━━━━━ MATERIAL FOR THE TASK ━━━━━
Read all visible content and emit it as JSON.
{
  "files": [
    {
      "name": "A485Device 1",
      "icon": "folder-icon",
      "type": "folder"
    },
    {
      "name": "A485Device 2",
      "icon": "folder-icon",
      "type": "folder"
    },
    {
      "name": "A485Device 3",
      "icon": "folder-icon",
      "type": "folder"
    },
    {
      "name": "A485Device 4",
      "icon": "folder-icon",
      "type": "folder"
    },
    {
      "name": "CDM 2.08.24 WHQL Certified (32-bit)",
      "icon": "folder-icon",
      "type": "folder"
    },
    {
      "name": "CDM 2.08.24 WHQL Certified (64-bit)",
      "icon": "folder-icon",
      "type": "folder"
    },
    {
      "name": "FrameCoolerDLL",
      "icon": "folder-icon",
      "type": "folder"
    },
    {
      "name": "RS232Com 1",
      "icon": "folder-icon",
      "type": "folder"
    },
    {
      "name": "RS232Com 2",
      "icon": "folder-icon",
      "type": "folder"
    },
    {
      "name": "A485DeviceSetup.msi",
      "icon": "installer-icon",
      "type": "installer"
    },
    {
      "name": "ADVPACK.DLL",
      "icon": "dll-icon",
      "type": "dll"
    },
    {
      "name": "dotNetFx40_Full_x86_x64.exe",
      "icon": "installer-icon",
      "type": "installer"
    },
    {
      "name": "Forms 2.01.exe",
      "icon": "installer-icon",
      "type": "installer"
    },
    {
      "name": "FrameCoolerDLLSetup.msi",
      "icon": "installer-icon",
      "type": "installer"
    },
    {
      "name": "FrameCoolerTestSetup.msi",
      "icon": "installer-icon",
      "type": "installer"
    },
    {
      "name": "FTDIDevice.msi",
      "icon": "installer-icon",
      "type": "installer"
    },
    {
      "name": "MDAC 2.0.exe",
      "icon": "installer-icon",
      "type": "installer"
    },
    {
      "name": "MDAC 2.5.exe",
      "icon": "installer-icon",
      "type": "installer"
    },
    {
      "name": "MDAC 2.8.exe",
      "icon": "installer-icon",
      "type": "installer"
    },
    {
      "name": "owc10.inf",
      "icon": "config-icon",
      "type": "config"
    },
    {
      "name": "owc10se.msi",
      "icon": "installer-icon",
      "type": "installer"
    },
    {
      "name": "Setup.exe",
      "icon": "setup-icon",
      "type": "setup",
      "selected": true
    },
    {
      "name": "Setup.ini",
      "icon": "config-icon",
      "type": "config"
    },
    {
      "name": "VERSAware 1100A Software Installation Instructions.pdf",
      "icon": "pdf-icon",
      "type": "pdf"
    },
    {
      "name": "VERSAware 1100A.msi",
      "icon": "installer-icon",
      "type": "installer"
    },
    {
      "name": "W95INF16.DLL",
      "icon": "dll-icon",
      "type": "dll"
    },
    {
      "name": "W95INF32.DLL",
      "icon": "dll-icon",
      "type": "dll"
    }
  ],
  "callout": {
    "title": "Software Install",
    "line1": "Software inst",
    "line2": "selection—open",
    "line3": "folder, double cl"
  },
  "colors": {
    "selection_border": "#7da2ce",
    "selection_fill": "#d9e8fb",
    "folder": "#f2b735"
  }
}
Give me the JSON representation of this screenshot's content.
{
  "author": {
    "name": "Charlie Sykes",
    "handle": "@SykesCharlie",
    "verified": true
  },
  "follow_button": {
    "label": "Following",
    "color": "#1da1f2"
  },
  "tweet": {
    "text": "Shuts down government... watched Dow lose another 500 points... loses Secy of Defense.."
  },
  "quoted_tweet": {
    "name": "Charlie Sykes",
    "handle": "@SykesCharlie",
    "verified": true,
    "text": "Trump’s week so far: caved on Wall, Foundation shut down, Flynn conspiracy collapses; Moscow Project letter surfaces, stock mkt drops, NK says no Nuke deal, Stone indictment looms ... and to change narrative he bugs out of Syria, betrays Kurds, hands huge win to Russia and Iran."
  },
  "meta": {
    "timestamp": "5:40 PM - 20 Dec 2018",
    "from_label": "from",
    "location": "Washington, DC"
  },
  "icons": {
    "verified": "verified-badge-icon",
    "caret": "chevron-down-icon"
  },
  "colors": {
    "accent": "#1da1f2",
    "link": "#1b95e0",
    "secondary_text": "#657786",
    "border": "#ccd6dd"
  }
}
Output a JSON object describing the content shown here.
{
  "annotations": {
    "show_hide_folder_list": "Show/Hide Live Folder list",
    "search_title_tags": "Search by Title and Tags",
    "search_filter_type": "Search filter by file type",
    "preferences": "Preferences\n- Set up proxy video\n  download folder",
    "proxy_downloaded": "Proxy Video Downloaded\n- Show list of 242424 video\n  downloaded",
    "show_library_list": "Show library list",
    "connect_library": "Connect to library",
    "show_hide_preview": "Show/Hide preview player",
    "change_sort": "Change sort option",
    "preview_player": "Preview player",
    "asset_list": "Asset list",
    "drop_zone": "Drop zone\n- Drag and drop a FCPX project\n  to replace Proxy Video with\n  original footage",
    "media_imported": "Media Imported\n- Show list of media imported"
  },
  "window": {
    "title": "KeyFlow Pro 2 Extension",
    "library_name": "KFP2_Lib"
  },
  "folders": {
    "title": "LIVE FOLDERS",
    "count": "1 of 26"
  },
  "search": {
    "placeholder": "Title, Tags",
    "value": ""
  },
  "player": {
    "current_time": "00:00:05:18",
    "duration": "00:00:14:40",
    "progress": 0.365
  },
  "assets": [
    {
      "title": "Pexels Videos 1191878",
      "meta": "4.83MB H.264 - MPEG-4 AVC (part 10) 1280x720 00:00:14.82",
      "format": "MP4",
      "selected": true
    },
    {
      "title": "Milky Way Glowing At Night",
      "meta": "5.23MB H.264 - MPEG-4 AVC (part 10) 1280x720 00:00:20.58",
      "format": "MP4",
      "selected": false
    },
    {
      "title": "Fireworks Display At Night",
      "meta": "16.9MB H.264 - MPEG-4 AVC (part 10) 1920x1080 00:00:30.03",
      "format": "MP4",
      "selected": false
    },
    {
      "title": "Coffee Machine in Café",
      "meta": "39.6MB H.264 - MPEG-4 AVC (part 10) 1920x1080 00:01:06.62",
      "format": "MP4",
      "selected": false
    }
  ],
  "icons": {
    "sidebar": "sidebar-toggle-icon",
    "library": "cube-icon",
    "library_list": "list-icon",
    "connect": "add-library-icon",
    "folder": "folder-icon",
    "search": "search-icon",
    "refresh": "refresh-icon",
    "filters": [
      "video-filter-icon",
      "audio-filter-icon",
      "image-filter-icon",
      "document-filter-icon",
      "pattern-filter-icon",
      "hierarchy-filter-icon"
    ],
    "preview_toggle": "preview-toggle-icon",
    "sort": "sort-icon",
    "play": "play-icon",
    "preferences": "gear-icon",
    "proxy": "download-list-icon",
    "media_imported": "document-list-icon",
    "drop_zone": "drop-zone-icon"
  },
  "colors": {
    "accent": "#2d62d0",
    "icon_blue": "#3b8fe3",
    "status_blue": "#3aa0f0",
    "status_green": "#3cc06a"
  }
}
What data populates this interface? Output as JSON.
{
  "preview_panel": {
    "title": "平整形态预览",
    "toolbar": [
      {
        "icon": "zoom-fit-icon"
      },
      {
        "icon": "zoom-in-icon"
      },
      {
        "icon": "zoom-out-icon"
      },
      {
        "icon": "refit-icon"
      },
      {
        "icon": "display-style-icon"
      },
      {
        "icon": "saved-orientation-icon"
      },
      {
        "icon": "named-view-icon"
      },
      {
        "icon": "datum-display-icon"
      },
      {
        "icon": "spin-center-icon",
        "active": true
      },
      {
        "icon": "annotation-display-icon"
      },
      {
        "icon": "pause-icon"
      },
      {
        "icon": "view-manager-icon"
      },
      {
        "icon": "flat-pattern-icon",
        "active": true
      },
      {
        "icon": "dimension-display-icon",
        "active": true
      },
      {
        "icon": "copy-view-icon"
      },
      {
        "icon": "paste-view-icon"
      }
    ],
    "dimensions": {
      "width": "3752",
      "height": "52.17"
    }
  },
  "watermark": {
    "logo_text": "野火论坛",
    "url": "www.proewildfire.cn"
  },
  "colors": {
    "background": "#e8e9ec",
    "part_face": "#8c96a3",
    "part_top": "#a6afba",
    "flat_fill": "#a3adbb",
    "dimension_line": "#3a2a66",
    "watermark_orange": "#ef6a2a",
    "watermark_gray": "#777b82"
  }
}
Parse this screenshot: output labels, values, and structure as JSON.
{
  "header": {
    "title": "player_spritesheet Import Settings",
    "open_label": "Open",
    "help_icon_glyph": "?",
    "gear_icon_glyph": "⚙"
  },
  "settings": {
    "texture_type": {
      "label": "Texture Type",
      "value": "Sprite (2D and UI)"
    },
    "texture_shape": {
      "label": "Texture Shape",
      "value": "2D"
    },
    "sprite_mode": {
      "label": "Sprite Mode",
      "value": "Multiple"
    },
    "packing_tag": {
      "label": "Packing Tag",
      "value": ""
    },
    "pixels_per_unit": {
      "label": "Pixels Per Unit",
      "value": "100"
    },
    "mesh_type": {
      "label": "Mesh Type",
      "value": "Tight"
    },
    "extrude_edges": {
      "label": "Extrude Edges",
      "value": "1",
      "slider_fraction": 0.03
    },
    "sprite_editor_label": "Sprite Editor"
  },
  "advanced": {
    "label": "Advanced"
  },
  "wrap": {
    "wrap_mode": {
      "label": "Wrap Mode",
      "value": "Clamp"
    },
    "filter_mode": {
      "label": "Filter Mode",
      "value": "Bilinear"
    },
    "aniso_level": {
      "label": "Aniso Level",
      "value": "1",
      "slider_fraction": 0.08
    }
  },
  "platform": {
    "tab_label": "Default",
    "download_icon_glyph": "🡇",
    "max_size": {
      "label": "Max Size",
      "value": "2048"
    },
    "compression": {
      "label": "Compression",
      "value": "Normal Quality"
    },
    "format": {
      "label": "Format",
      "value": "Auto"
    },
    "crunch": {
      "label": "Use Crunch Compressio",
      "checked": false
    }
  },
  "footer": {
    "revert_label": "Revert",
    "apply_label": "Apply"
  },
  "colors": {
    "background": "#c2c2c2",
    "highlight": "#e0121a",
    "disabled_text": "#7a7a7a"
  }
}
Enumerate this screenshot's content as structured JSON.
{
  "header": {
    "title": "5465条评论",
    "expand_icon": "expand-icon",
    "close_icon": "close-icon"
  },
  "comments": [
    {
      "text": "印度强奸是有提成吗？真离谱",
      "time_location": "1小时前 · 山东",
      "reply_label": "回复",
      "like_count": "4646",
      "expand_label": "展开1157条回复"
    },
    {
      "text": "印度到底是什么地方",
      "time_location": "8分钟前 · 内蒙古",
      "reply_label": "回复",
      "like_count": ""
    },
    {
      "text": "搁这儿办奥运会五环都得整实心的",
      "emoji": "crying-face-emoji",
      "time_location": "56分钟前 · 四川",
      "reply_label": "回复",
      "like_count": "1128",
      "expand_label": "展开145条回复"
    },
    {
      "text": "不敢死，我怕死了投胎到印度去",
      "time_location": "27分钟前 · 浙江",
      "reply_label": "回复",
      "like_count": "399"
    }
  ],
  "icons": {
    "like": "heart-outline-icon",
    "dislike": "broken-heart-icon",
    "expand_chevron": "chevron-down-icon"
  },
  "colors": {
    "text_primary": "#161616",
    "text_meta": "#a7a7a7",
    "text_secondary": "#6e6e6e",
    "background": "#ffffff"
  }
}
━━━━━
GOAL OF THE EXERCISE:
Extract all lines containing the word "Tags".

CORRECT ANSWER:
    "search_title_tags": "Search by Title and Tags",
    "placeholder": "Title, Tags",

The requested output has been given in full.